* **Task instructions**
Return all entries word for word, but drop any images.

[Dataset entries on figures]
*-*-*
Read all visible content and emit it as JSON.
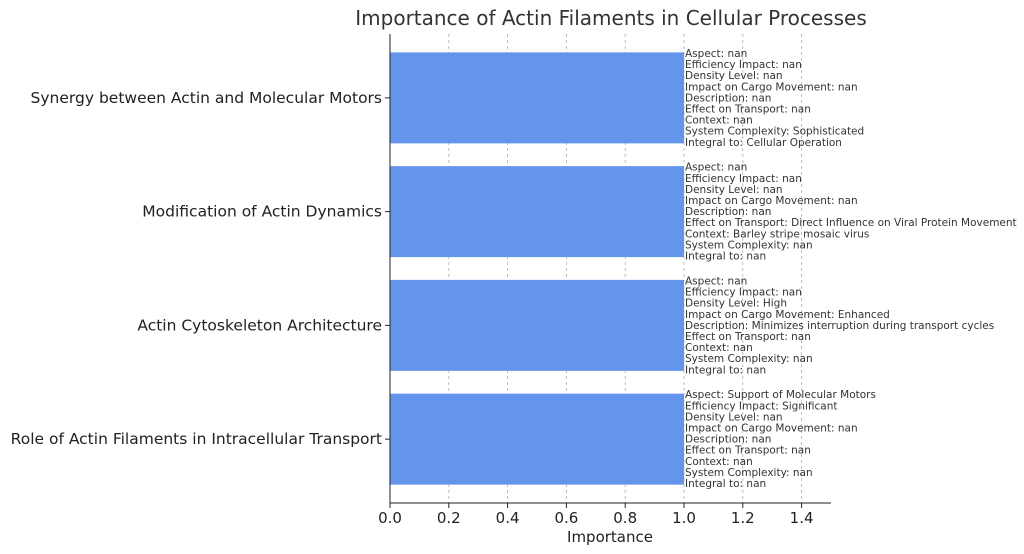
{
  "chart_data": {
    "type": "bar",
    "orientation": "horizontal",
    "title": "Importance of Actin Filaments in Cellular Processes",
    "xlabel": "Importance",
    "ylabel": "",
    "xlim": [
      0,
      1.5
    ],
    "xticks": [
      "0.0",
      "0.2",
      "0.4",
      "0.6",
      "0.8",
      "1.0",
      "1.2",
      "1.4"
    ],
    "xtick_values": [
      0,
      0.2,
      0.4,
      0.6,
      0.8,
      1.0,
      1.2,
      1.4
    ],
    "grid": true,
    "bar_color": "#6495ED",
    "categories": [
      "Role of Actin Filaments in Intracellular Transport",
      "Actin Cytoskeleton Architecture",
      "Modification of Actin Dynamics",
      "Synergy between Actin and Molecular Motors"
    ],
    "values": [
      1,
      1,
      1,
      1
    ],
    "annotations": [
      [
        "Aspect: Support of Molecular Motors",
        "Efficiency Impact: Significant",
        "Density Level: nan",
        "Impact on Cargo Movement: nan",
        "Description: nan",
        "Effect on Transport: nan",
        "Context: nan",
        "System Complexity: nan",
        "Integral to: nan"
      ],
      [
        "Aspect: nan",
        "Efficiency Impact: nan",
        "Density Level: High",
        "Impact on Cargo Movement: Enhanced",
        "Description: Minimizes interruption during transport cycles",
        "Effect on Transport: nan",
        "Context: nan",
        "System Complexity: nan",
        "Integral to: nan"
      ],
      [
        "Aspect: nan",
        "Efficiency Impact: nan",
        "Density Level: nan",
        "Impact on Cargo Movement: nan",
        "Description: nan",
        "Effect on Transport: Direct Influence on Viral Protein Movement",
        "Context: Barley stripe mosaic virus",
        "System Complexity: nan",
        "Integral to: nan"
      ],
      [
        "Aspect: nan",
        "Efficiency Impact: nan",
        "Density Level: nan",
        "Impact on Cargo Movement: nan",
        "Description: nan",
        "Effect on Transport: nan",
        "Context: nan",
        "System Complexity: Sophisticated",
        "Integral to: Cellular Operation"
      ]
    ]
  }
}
*-*-*
* **Exercise result**
Read all visible content and emit it as JSON.
{
  "chart_data": {
    "type": "bar",
    "orientation": "horizontal",
    "title": "Importance of Actin Filaments in Cellular Processes",
    "xlabel": "Importance",
    "ylabel": "",
    "xlim": [
      0,
      1.5
    ],
    "xticks": [
      "0.0",
      "0.2",
      "0.4",
      "0.6",
      "0.8",
      "1.0",
      "1.2",
      "1.4"
    ],
    "xtick_values": [
      0,
      0.2,
      0.4,
      0.6,
      0.8,
      1.0,
      1.2,
      1.4
    ],
    "grid": true,
    "bar_color": "#6495ED",
    "categories": [
      "Role of Actin Filaments in Intracellular Transport",
      "Actin Cytoskeleton Architecture",
      "Modification of Actin Dynamics",
      "Synergy between Actin and Molecular Motors"
    ],
    "values": [
      1,
      1,
      1,
      1
    ],
    "annotations": [
      [
        "Aspect: Support of Molecular Motors",
        "Efficiency Impact: Significant",
        "Density Level: nan",
        "Impact on Cargo Movement: nan",
        "Description: nan",
        "Effect on Transport: nan",
        "Context: nan",
        "System Complexity: nan",
        "Integral to: nan"
      ],
      [
        "Aspect: nan",
        "Efficiency Impact: nan",
        "Density Level: High",
        "Impact on Cargo Movement: Enhanced",
        "Description: Minimizes interruption during transport cycles",
        "Effect on Transport: nan",
        "Context: nan",
        "System Complexity: nan",
        "Integral to: nan"
      ],
      [
        "Aspect: nan",
        "Efficiency Impact: nan",
        "Density Level: nan",
        "Impact on Cargo Movement: nan",
        "Description: nan",
        "Effect on Transport: Direct Influence on Viral Protein Movement",
        "Context: Barley stripe mosaic virus",
        "System Complexity: nan",
        "Integral to: nan"
      ],
      [
        "Aspect: nan",
        "Efficiency Impact: nan",
        "Density Level: nan",
        "Impact on Cargo Movement: nan",
        "Description: nan",
        "Effect on Transport: nan",
        "Context: nan",
        "System Complexity: Sophisticated",
        "Integral to: Cellular Operation"
      ]
    ]
  }
}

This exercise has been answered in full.